═════ Trecho extraído

# Aplicações para seguimento EMs



## WHORTAS (21 Nov 2012 às 21:41)

Penso que não será novidade, mas ….

Os proprietários de EMs ligadas ao Wu, ou simples apaixonados pelo assunto, têm no Wu uma aplicação, para o sistema operativo “Android”, na qual é possível obter informações das EMs ligadas. (dados actuais, previsão ,mapa Wu)

Recentemente encontrei outra aplicação, o PWS, que também tem a mesma função, mas do qual gosto mais pela simplicidade da mesma. (não tem mapa e é um atalho para o ecran “widget”)
Chama-se PWS e pode ser encontrada no Android Market da Google. 
Deixo aqui esta nota para que possam levar a vossa EM no bolso.


----------



## ijv (21 Nov 2012 às 21:49)

O ideal seria ter para iphone. Eu no Site MeteoCasas cirei uma pagina propria para os smartphones  Na minha opinião acho que esta simples e com a info necessaria.


----------



## snmds (23 Nov 2012 às 10:20)

Bom dia,

Para o iPad existe uma aplicação chamada "*Weather Maps*" que é muito simples e completa.
Para o iPhone existe outra que se chama "*Weather Underground*" que tem as funções idênticas.

Ambas são propriedade do *Wunderground* e estão disponíveis na app store gratuitamente.

Aconselho!


----------



## Joaopaulo (4 Set 2014 às 22:00)

http://www.wunderground.com/blog/JeffMasters/comment.html?entrynum=2786
Instalei agora a aplicação no meu ipad, está bastante completa !


----------

══════════

• [Instruções]:
(1) Traduza para inglês esta frase do trecho extraído: "Chama-se PWS e pode ser encontrada no Android Market da Google."
(2) No trecho extraído, que aplicação para iPad é indicada por snmds?

═════ Dados fornecidos

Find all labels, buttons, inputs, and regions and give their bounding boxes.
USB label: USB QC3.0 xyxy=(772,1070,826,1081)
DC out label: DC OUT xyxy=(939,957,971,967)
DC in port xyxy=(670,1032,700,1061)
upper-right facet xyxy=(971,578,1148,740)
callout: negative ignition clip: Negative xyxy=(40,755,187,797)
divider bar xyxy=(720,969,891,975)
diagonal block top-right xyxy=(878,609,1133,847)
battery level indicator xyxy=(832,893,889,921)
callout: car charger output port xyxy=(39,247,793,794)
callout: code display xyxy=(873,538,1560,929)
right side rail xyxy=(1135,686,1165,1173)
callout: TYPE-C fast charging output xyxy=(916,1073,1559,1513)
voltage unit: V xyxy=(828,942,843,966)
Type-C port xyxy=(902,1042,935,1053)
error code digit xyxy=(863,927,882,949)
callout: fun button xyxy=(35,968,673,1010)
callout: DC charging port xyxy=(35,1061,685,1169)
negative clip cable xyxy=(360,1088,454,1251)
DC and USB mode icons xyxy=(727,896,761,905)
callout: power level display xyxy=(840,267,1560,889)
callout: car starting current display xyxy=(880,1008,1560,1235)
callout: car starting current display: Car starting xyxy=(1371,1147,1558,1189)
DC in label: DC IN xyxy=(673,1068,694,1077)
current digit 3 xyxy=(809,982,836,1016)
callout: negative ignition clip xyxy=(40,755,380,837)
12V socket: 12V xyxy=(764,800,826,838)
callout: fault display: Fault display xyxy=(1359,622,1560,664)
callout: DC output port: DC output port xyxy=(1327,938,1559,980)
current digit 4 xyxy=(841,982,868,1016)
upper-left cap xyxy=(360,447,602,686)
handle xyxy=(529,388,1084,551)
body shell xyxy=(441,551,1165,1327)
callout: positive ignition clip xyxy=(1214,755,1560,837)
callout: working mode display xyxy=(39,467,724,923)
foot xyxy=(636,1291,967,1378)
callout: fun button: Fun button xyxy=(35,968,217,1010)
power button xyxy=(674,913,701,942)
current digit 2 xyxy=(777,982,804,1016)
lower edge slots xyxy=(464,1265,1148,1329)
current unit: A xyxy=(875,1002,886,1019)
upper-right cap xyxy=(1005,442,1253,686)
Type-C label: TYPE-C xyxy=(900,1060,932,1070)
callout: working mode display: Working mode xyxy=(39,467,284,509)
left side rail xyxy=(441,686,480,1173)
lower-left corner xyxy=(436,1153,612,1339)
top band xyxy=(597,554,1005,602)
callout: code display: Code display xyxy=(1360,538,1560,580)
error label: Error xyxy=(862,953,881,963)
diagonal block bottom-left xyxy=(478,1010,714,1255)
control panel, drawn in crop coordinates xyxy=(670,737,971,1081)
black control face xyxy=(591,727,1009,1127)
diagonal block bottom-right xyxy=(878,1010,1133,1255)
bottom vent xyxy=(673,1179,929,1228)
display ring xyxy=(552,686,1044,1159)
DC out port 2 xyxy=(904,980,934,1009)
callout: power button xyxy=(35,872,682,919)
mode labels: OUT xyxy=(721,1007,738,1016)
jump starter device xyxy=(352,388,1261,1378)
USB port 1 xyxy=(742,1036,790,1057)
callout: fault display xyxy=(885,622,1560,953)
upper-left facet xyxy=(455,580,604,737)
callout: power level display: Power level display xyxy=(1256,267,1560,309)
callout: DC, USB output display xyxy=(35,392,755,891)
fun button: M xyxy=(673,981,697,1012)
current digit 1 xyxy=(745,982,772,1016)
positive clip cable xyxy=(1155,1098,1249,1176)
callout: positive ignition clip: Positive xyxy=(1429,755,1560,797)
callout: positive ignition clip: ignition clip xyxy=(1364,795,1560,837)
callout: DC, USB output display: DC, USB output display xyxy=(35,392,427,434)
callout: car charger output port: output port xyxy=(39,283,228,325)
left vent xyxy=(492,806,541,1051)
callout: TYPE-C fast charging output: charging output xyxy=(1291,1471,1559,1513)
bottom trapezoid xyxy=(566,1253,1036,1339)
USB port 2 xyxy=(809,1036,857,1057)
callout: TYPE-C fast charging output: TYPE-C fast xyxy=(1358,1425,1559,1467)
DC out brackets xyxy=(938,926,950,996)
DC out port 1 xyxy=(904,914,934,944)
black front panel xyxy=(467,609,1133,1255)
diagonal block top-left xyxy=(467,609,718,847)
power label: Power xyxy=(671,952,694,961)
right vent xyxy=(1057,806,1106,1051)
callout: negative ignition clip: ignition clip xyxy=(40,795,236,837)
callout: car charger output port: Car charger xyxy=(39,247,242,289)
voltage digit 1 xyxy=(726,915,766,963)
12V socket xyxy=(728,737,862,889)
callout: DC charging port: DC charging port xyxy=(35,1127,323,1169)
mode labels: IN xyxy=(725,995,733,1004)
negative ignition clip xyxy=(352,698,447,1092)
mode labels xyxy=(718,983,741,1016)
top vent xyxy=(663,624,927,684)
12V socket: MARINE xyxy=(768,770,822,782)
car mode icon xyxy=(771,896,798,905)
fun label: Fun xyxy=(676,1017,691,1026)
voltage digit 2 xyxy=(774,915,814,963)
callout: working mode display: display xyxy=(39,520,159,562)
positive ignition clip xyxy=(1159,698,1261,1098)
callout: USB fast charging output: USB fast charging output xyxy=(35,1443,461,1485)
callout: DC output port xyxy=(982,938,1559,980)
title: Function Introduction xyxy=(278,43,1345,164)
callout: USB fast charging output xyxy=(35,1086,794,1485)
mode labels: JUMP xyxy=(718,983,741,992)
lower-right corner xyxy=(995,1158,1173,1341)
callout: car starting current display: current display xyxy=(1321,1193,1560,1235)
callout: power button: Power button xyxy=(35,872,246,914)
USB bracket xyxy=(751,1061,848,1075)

══════════

• [Respostas por tarefa]:
(1) It is called PWS and can be found on Google's Android Market.

(2) A aplicação "Weather Maps".